EXERCISE :: In the entries that follow, how many lines contain the word "Российской"? Answer with the number only.

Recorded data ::
========================================================================
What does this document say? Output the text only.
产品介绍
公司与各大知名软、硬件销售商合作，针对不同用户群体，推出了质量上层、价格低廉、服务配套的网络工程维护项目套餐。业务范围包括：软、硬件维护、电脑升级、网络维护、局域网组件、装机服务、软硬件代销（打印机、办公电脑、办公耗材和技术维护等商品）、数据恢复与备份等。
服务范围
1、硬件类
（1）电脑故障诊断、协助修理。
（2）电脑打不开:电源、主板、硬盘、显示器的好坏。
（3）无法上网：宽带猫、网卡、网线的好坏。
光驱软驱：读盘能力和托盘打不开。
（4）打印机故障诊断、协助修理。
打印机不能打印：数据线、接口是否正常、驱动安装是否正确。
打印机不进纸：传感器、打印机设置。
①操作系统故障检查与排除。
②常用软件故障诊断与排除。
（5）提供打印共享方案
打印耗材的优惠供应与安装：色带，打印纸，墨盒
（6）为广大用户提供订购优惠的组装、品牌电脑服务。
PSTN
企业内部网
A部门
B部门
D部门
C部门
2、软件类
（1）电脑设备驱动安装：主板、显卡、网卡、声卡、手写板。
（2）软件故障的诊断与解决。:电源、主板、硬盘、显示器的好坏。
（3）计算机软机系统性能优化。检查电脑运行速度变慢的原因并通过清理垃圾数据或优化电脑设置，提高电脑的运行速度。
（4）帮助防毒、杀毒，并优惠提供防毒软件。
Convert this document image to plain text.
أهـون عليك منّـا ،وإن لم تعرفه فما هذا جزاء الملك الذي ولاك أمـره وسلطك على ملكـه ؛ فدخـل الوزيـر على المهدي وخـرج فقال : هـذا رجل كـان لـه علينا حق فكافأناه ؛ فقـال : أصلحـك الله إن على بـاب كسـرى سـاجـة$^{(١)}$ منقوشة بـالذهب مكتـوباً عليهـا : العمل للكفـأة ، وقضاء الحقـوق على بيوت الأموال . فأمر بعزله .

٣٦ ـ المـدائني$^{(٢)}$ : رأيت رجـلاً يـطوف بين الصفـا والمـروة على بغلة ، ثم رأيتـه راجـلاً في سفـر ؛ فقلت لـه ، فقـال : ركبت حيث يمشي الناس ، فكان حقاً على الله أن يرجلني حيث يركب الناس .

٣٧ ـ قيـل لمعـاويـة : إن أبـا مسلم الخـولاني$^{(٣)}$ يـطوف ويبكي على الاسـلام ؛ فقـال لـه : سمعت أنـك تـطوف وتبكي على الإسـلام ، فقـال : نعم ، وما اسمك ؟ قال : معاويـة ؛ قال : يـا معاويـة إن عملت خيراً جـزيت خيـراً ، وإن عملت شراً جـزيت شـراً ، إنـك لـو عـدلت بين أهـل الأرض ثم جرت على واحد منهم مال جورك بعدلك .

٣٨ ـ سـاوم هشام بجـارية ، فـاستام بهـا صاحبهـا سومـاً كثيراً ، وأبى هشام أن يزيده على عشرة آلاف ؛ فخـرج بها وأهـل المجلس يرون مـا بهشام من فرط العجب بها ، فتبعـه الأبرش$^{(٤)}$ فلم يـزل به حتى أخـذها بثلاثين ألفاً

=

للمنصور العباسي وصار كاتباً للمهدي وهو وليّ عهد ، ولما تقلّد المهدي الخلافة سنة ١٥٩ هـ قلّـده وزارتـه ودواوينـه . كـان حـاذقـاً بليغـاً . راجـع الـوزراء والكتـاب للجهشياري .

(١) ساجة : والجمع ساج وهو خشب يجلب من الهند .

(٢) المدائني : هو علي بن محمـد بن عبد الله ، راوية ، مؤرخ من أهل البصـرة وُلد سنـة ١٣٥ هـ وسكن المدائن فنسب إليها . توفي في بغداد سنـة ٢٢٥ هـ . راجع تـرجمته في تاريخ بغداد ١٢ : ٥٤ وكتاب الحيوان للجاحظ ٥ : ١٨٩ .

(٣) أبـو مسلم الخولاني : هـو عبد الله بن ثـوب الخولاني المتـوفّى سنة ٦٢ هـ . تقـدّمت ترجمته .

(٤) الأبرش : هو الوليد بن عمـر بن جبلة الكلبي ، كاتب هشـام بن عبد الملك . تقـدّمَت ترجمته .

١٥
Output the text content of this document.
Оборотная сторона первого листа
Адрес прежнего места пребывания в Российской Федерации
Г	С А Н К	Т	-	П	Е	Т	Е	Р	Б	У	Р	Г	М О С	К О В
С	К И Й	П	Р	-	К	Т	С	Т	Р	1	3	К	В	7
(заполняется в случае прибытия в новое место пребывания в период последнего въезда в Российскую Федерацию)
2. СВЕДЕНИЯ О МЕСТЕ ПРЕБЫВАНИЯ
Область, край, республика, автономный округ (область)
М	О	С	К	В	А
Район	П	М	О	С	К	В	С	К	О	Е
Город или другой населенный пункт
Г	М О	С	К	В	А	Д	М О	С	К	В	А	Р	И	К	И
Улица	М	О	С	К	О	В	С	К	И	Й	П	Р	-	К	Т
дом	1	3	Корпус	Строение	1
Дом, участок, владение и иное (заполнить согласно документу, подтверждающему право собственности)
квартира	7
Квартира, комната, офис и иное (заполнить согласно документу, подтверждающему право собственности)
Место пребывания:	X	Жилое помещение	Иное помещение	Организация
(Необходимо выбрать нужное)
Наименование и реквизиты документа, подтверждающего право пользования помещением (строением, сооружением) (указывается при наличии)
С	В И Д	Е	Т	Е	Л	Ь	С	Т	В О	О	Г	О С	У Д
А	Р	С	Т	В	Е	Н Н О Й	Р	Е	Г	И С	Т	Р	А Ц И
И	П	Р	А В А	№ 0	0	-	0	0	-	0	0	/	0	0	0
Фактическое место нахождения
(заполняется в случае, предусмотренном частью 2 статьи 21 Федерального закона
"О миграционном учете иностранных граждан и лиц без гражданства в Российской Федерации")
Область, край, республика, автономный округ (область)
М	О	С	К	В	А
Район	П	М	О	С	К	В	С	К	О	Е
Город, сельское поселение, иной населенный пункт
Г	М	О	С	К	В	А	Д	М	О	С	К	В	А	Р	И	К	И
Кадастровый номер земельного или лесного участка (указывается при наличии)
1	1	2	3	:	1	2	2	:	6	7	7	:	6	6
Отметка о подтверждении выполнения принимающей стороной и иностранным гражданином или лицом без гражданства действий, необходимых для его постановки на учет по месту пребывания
========================================================================
REPLY TO THE EXERCISE :: 2